CONSIGNE A: Pourriez-vous reprendre les lignes des enregistrements en commençant à celle qui contient "top-nav: Türevler Kazan" et en vous arrêtant après celle qui contient "nav-feed-label: Akış xyxy=(426,12,455,28)", en renommant "Portföy" en "Portfolio" sans rien modifier d'autre ?

EXTRAIT:
3.          Dans la région de Montréal, vers le mois de décembre 2015, l’intimé n’a pas agi avec honnêteté et intégrité en mettant en place un stratagème afin de conserver des bonis auxquels il n’avait pas droit, contrevenant ainsi aux articles 16 de la Loi sur la distribution de produits et services financiers (RLRQ, c. D-9.2), 11 et 35 du Code de déontologie de la Chambre de la sécurité financière (RLRQ, c. D-9.2, r.3);

 

4.          Dans la région de Montréal, le ou vers le 23 décembre 2015, l’intimé n’a pas agi avec honnêteté et intégrité en offrant de verser une somme d’environ 200 $ à A.B. et/ou à G.B., afin de réactiver des propositions de contrats, contrevenant ainsi aux articles 16 de la Loi sur la distribution de produits et services financiers (RLRQ, c. D-9.2), 11 et 35 du Code de déontologie de la Chambre de la sécurité financière (RLRQ, c. D-9.2, r.3). »

[2]           D’entrée de jeu, l’intimé qui se représentait lui-même, enregistra un plaidoyer de culpabilité à l’égard de tous et chacun des quatre chefs d’accusation mentionnés à la plainte.

[3]           Quant à la plaignante, elle versa au dossier une preuve documentaire qui fut cotée P-1 à P-10. Elle exposa ensuite, au moyen des pièces déposées, les faits à l’origine de la plainte.


 

DÉCLARATION DE CULPABILITÉ

[4]           Après avoir entendu les parties, révisé et analysé les pièces produites et considérant le plaidoyer de culpabilité de l’intimé, le comité, séance tenante, déclara ce dernier coupable sous tous et chacun des quatre chefs d’accusation contenus à la plainte.

[5]           Les parties soumirent ensuite au comité leurs preuve et représentations sur sanction.

PREUVE DES PARTIES SUR SANCTION

[6]           Alors que la plaignante déclara n’avoir aucune preuve additionnelle à offrir, l’intimé débuta en versant au dossier sous la cote SI-1 un jugement de la Cour supérieure du Québec daté du 16 mars 2017 ordonnant le délaissement et la vente sous contrôle de la justice de sa résidence.

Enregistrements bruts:
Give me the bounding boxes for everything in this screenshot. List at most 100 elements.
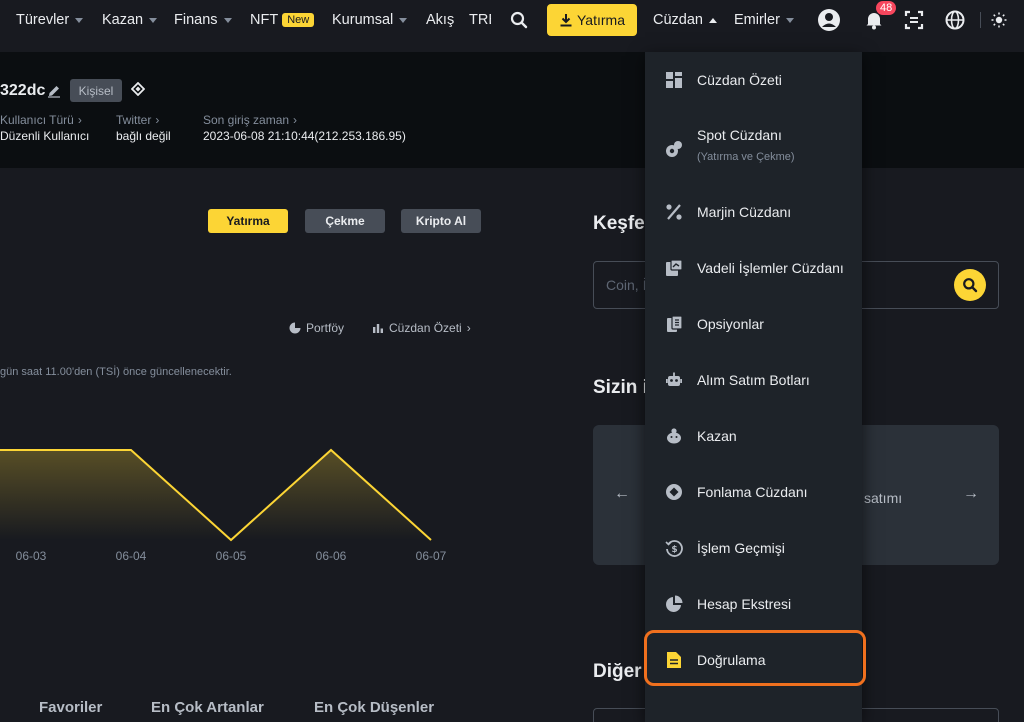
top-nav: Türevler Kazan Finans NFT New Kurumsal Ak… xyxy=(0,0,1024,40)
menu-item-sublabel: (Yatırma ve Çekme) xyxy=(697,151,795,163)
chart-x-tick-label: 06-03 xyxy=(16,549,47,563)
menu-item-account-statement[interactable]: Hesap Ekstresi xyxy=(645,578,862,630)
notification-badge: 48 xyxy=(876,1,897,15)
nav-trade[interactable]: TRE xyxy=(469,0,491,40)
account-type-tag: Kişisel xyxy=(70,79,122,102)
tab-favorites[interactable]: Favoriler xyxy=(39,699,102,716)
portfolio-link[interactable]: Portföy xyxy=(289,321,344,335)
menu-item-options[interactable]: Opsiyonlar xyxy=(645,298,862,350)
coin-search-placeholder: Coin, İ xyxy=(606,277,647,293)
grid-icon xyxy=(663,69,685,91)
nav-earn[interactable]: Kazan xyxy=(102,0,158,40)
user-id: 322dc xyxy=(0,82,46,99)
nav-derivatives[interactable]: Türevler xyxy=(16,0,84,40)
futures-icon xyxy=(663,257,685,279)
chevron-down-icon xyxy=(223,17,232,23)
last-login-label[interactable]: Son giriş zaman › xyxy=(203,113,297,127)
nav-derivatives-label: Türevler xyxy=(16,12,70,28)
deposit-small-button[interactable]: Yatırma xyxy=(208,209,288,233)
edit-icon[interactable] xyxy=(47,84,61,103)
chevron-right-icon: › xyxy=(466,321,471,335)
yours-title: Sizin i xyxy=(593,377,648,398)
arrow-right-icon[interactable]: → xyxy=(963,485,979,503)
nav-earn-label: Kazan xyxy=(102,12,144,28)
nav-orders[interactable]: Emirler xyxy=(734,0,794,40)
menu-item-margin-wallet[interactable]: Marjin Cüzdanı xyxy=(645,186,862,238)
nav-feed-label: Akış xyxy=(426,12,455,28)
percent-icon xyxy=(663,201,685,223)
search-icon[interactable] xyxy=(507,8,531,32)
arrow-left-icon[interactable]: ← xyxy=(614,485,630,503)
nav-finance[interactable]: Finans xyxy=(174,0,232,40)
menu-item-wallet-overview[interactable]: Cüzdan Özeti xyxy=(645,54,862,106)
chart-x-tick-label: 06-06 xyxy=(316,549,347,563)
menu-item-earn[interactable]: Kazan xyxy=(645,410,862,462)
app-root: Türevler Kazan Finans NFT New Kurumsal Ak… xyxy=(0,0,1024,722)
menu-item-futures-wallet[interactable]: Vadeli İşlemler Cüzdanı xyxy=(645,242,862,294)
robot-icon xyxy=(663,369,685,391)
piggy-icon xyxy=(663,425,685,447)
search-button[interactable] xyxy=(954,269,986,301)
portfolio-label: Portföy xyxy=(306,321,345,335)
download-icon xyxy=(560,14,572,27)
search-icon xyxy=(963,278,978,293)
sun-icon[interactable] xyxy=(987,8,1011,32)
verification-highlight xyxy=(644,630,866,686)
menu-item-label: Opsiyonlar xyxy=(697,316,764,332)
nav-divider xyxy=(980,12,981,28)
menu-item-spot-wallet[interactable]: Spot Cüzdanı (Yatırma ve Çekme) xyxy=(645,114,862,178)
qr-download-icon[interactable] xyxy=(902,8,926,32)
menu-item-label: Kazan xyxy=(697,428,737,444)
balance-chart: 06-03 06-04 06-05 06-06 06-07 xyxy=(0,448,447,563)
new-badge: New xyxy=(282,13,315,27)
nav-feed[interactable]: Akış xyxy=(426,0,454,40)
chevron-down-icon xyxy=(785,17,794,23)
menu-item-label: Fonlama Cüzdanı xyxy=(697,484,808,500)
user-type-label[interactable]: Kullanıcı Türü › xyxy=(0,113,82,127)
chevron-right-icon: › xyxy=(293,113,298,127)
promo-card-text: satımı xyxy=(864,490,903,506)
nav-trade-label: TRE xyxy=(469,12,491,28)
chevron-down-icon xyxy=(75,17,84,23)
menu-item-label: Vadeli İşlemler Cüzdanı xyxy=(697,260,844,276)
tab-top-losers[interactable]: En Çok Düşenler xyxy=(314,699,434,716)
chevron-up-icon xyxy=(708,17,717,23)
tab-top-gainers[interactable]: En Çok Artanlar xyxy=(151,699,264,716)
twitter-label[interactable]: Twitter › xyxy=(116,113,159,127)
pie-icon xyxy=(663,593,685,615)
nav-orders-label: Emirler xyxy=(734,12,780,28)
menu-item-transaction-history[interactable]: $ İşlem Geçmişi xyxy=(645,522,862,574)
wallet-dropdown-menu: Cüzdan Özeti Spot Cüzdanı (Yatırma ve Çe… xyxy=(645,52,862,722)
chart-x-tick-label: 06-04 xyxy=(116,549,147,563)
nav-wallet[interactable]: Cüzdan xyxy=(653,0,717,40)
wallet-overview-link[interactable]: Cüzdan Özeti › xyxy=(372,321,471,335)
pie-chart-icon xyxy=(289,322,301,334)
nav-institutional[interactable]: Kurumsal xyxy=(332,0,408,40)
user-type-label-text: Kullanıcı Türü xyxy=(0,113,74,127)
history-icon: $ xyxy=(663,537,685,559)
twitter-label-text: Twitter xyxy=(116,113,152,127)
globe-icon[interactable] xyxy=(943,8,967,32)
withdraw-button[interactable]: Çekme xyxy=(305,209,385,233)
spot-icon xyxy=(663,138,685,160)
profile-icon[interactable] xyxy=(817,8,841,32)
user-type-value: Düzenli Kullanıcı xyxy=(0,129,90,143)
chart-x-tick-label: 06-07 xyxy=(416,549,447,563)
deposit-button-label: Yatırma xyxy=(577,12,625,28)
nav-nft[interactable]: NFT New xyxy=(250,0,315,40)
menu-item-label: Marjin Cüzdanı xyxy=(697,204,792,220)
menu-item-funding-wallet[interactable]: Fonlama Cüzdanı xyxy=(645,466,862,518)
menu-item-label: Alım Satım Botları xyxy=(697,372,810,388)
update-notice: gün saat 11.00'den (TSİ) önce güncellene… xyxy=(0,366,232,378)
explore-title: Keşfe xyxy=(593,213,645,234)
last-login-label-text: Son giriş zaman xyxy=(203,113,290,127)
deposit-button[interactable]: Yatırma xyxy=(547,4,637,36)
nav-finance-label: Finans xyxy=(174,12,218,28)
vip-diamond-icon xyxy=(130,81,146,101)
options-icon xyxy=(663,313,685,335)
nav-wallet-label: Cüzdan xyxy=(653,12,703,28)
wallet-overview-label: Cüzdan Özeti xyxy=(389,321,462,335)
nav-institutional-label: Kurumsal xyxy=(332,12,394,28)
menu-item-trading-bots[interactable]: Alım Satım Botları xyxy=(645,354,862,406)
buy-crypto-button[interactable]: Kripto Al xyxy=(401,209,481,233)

CONSIGNE B: Pouvez-vous recopier fidèlement l'extrait en commençant aux mots "[6]           Alors que" et en vous arrêtant après les mots "de sa résidence." ?

RÉSULTAT ATTENDU A:
top-nav: Türevler Kazan Finans NFT New Kurumsal Ak… xyxy=(0,0,1024,40)
menu-item-sublabel: (Yatırma ve Çekme) xyxy=(697,151,795,163)
chart-x-tick-label: 06-03 xyxy=(16,549,47,563)
menu-item-account-statement[interactable]: Hesap Ekstresi xyxy=(645,578,862,630)
notification-badge: 48 xyxy=(876,1,897,15)
nav-trade[interactable]: TRE xyxy=(469,0,491,40)
account-type-tag: Kişisel xyxy=(70,79,122,102)
tab-favorites[interactable]: Favoriler xyxy=(39,699,102,716)
portfolio-link[interactable]: Portfolio xyxy=(289,321,344,335)
menu-item-options[interactable]: Opsiyonlar xyxy=(645,298,862,350)
coin-search-placeholder: Coin, İ xyxy=(606,277,647,293)
grid-icon xyxy=(663,69,685,91)
nav-earn[interactable]: Kazan xyxy=(102,0,158,40)
user-id: 322dc xyxy=(0,82,46,99)
nav-derivatives[interactable]: Türevler xyxy=(16,0,84,40)
futures-icon xyxy=(663,257,685,279)
chevron-down-icon xyxy=(223,17,232,23)
last-login-label[interactable]: Son giriş zaman › xyxy=(203,113,297,127)
nav-derivatives-label: Türevler xyxy=(16,12,70,28)
deposit-small-button[interactable]: Yatırma xyxy=(208,209,288,233)
edit-icon[interactable] xyxy=(47,84,61,103)
chevron-right-icon: › xyxy=(466,321,471,335)
yours-title: Sizin i xyxy=(593,377,648,398)
arrow-right-icon[interactable]: → xyxy=(963,485,979,503)
nav-earn-label: Kazan xyxy=(102,12,144,28)
nav-orders[interactable]: Emirler xyxy=(734,0,794,40)
menu-item-margin-wallet[interactable]: Marjin Cüzdanı xyxy=(645,186,862,238)
nav-feed-label: Akış xyxy=(426,12,455,28)

RÉSULTAT ATTENDU B:
[6]           Alors que la plaignante déclara n’avoir aucune preuve additionnelle à offrir, l’intimé débuta en versant au dossier sous la cote SI-1 un jugement de la Cour supérieure du Québec daté du 16 mars 2017 ordonnant le délaissement et la vente sous contrôle de la justice de sa résidence.